» **Problem description**
Are you able to retype all the records below exactly?

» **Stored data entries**
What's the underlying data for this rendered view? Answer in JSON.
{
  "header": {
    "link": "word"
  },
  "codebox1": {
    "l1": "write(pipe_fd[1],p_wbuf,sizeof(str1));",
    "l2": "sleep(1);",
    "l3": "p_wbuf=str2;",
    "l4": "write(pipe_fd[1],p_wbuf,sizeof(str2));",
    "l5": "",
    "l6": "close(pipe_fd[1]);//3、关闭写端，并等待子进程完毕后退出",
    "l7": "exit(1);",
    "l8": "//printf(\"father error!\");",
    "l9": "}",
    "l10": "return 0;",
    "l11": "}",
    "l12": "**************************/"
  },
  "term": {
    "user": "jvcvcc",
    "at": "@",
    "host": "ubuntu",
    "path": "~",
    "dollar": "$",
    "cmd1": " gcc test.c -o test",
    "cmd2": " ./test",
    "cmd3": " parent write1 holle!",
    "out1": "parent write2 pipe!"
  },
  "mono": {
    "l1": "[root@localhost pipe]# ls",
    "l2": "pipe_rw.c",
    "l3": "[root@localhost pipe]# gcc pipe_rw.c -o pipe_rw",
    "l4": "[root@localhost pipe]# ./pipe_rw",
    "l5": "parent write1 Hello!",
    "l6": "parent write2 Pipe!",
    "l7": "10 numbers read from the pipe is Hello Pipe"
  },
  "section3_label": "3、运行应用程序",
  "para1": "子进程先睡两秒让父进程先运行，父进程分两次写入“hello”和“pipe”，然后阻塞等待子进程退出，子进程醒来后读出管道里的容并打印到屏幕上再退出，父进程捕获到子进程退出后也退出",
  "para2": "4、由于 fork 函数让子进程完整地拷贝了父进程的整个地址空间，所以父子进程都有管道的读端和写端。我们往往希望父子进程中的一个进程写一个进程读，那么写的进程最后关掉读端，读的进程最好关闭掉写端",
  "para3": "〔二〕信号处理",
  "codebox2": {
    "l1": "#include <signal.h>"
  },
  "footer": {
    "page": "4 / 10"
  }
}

» **Task result**
What's the underlying data for this rendered view? Answer in JSON.
{
  "header": {
    "link": "word"
  },
  "codebox1": {
    "l1": "write(pipe_fd[1],p_wbuf,sizeof(str1));",
    "l2": "sleep(1);",
    "l3": "p_wbuf=str2;",
    "l4": "write(pipe_fd[1],p_wbuf,sizeof(str2));",
    "l5": "",
    "l6": "close(pipe_fd[1]);//3、关闭写端，并等待子进程完毕后退出",
    "l7": "exit(1);",
    "l8": "//printf(\"father error!\");",
    "l9": "}",
    "l10": "return 0;",
    "l11": "}",
    "l12": "**************************/"
  },
  "term": {
    "user": "jvcvcc",
    "at": "@",
    "host": "ubuntu",
    "path": "~",
    "dollar": "$",
    "cmd1": " gcc test.c -o test",
    "cmd2": " ./test",
    "cmd3": " parent write1 holle!",
    "out1": "parent write2 pipe!"
  },
  "mono": {
    "l1": "[root@localhost pipe]# ls",
    "l2": "pipe_rw.c",
    "l3": "[root@localhost pipe]# gcc pipe_rw.c -o pipe_rw",
    "l4": "[root@localhost pipe]# ./pipe_rw",
    "l5": "parent write1 Hello!",
    "l6": "parent write2 Pipe!",
    "l7": "10 numbers read from the pipe is Hello Pipe"
  },
  "section3_label": "3、运行应用程序",
  "para1": "子进程先睡两秒让父进程先运行，父进程分两次写入“hello”和“pipe”，然后阻塞等待子进程退出，子进程醒来后读出管道里的容并打印到屏幕上再退出，父进程捕获到子进程退出后也退出",
  "para2": "4、由于 fork 函数让子进程完整地拷贝了父进程的整个地址空间，所以父子进程都有管道的读端和写端。我们往往希望父子进程中的一个进程写一个进程读，那么写的进程最后关掉读端，读的进程最好关闭掉写端",
  "para3": "〔二〕信号处理",
  "codebox2": {
    "l1": "#include <signal.h>"
  },
  "footer": {
    "page": "4 / 10"
  }
}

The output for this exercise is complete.